--- start The records ---
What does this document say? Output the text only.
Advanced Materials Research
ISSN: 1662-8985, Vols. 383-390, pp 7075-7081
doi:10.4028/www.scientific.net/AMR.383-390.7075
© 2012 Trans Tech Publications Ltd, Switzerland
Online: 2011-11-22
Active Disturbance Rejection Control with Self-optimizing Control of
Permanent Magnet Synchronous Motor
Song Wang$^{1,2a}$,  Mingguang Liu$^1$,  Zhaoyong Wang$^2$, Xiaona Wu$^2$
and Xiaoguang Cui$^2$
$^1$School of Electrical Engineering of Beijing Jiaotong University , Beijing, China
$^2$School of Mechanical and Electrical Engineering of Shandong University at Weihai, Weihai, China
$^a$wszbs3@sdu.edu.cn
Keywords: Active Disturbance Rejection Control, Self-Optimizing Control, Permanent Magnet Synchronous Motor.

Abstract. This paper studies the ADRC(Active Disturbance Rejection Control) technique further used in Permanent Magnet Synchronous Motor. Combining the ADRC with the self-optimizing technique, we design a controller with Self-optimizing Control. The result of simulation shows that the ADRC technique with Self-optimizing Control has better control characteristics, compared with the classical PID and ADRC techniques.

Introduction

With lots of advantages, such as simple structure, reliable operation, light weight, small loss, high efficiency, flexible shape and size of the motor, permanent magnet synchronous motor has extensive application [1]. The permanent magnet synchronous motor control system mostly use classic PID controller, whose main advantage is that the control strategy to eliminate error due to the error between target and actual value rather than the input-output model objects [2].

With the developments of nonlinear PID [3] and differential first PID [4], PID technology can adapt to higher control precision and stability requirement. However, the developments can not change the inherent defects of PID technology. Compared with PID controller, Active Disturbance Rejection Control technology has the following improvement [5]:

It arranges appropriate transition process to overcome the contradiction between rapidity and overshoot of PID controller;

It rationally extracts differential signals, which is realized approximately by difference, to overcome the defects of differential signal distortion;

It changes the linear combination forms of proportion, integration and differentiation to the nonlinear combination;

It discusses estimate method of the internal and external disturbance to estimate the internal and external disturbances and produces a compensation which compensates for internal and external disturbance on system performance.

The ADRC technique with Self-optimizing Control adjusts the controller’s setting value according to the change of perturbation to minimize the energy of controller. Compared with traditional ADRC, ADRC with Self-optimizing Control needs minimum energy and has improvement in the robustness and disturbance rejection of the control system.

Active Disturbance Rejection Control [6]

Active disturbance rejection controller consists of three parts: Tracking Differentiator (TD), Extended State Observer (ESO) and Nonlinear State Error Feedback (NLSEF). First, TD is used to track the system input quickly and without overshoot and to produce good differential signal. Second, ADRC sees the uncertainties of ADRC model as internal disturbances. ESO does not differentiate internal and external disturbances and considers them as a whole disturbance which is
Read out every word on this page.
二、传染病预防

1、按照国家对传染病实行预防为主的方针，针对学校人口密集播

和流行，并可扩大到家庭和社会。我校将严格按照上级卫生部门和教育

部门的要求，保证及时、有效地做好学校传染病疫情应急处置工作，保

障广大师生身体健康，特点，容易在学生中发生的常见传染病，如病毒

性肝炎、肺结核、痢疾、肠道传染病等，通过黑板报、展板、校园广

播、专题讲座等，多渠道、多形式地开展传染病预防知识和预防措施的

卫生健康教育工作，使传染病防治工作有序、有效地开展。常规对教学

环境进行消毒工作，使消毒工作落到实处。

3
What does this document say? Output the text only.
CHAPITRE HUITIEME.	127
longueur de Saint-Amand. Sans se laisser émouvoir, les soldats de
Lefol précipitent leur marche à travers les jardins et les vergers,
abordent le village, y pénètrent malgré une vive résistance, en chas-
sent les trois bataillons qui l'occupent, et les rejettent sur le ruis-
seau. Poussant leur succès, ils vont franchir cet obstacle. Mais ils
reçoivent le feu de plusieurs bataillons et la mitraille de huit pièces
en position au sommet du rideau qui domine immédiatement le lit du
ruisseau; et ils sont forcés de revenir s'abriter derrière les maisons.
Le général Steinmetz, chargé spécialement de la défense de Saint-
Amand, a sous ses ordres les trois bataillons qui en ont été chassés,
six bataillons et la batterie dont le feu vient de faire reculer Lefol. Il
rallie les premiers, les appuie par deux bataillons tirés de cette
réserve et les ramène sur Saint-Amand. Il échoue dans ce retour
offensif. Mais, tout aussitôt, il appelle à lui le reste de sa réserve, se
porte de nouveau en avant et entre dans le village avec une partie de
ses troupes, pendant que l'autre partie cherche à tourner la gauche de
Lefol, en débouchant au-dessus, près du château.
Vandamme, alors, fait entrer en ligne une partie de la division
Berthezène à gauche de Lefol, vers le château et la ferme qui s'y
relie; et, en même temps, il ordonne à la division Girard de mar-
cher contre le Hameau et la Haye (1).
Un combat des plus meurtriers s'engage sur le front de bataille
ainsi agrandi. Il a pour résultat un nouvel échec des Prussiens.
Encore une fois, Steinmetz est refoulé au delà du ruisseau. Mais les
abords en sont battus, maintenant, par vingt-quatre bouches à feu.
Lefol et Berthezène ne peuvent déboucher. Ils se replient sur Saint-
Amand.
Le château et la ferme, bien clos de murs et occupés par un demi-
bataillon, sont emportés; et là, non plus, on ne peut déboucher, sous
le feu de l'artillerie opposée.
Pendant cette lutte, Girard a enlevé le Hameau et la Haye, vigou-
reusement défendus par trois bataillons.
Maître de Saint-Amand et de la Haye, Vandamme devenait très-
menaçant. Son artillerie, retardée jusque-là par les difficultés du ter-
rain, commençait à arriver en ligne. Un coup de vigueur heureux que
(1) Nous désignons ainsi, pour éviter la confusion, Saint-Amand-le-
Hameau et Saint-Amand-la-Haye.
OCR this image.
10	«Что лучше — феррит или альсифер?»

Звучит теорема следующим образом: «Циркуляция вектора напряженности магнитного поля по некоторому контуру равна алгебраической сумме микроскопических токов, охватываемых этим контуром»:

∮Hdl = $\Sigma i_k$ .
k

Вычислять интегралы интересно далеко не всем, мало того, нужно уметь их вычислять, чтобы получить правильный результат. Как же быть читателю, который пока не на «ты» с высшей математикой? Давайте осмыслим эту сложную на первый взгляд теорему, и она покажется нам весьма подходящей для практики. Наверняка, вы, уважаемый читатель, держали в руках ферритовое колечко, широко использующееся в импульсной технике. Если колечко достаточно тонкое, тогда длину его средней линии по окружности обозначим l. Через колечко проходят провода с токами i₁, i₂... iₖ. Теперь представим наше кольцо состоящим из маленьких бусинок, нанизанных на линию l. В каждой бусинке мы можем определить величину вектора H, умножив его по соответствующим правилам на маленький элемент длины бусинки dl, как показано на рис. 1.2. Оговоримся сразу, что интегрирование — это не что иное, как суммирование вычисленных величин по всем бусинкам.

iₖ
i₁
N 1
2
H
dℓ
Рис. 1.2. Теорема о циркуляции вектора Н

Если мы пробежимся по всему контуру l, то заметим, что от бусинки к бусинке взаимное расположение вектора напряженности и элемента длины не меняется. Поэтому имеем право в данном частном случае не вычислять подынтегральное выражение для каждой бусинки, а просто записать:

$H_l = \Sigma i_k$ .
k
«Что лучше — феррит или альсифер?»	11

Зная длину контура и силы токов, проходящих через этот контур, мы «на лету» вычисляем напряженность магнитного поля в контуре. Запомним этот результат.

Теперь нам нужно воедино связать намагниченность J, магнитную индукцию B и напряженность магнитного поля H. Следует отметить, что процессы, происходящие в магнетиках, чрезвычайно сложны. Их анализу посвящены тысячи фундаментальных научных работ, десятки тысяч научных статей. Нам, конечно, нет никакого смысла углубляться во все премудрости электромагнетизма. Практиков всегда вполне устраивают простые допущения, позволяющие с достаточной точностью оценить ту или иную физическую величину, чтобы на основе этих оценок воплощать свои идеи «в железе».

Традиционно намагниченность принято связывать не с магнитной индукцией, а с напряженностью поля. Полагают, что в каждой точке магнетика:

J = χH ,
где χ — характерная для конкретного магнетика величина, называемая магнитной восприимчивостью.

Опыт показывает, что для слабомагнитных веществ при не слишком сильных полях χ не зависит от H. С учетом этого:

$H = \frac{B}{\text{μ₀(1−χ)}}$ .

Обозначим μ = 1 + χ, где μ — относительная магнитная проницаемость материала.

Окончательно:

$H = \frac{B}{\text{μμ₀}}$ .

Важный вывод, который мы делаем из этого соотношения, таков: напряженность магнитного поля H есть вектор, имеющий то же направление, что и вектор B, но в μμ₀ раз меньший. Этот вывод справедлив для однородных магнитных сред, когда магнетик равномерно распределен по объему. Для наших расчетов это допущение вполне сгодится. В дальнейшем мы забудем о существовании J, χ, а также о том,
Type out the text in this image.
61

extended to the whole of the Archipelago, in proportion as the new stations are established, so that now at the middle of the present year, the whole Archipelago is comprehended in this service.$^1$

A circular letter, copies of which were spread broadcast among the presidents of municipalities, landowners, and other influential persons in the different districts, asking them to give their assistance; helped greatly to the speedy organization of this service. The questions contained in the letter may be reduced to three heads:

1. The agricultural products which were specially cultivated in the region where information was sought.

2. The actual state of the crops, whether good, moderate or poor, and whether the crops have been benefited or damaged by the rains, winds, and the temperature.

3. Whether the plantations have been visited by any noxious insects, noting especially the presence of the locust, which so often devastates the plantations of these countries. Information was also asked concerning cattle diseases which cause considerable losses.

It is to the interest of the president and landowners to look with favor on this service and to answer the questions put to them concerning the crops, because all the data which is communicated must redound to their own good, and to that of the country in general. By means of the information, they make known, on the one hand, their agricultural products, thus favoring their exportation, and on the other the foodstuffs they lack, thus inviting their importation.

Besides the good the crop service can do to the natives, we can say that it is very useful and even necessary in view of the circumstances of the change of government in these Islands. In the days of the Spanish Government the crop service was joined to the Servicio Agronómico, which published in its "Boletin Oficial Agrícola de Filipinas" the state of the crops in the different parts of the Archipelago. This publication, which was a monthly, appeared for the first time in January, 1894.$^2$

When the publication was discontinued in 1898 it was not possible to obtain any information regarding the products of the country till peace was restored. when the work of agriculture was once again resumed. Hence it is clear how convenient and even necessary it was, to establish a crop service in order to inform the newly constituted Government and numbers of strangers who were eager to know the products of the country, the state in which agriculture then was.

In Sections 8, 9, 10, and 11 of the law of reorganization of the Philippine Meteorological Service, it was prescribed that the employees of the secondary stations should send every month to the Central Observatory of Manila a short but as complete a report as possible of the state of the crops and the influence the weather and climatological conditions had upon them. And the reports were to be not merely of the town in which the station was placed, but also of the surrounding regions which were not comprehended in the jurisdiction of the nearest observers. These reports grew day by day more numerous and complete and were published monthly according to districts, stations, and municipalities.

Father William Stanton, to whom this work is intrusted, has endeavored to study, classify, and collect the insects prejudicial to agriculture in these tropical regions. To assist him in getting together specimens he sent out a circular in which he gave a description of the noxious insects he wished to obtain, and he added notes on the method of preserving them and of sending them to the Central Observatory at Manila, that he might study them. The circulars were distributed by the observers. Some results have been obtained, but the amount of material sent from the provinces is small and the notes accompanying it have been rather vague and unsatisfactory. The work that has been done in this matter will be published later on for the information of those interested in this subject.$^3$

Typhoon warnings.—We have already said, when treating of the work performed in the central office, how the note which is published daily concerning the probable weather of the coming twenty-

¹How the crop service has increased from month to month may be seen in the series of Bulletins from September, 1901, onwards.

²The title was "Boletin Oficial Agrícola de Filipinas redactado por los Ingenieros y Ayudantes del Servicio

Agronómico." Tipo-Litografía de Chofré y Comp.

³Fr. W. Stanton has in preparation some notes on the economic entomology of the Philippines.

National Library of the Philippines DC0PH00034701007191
--- end The records ---
Job: Look through the listing and extract every line with "work" in it.

Written solution:
When the publication was discontinued in 1898 it was not possible to obtain any information regarding the products of the country till peace was restored. when the work of agriculture was once again resumed. Hence it is clear how convenient and even necessary it was, to establish a crop service in order to inform the newly constituted Government and numbers of strangers who were eager to know the products of the country, the state in which agriculture then was.
Father William Stanton, to whom this work is intrusted, has endeavored to study, classify, and collect the insects prejudicial to agriculture in these tropical regions. To assist him in getting together specimens he sent out a circular in which he gave a description of the noxious insects he wished to obtain, and he added notes on the method of preserving them and of sending them to the Central Observatory at Manila, that he might study them. The circulars were distributed by the observers. Some results have been obtained, but the amount of material sent from the provinces is small and the notes accompanying it have been rather vague and unsatisfactory. The work that has been done in this matter will be published later on for the information of those interested in this subject.$^3$
Typhoon warnings.—We have already said, when treating of the work performed in the central office, how the note which is published daily concerning the probable weather of the coming twenty-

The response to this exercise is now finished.